== Task data

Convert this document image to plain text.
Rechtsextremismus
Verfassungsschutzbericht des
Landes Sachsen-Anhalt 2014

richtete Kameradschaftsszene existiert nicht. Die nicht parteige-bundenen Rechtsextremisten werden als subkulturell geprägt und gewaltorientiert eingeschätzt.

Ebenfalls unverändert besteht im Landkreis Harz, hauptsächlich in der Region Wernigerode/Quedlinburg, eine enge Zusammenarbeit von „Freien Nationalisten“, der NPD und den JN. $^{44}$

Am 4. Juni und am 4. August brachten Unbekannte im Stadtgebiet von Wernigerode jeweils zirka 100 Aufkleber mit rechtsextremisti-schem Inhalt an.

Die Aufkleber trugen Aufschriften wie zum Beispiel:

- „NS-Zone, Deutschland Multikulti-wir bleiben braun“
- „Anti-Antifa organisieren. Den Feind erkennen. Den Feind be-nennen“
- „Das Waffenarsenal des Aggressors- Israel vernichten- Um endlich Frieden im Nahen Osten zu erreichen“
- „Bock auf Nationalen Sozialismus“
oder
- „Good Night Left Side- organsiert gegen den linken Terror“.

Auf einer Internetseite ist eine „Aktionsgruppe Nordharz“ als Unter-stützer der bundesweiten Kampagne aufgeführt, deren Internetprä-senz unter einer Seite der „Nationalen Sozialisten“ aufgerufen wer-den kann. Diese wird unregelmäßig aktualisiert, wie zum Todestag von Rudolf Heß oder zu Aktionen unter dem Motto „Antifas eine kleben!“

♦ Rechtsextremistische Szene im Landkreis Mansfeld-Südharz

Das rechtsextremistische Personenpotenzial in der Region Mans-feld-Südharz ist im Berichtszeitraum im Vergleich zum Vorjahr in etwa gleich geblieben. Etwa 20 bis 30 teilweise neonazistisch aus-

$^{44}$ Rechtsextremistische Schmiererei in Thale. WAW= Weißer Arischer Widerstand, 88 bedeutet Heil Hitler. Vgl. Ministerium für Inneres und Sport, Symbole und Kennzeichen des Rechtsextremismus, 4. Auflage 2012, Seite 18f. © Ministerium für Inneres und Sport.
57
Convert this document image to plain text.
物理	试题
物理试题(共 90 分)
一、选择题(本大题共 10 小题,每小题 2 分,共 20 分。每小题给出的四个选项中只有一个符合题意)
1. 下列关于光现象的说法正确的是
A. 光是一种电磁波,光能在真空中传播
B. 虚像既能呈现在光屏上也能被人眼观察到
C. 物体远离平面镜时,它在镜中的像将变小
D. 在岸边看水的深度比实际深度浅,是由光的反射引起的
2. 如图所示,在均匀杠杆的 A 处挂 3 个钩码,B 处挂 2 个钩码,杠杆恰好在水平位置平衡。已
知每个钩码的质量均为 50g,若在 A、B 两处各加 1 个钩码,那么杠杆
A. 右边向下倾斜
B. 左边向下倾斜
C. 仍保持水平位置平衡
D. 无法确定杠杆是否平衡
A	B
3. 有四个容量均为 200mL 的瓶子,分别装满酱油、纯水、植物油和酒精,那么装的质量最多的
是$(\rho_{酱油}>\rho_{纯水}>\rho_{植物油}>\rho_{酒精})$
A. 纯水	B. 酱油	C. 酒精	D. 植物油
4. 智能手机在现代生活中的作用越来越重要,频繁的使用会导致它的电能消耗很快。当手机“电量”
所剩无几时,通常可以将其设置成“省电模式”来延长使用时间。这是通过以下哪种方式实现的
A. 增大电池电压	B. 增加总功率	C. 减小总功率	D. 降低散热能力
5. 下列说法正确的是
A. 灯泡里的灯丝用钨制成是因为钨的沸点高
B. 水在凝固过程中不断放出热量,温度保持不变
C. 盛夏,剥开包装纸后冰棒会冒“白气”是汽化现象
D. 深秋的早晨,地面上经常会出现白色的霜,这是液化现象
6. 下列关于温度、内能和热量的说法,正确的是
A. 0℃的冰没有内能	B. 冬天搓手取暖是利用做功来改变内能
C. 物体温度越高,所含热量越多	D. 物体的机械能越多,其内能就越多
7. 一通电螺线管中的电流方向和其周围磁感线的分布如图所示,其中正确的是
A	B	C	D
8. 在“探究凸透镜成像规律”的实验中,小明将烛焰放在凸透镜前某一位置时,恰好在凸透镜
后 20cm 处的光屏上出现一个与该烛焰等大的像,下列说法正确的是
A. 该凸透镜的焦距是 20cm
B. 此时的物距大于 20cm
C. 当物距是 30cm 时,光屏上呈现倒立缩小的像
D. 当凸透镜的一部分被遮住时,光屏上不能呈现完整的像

====

Count how many lines include the string "Aufkleber". Nothing but the number is needed.

2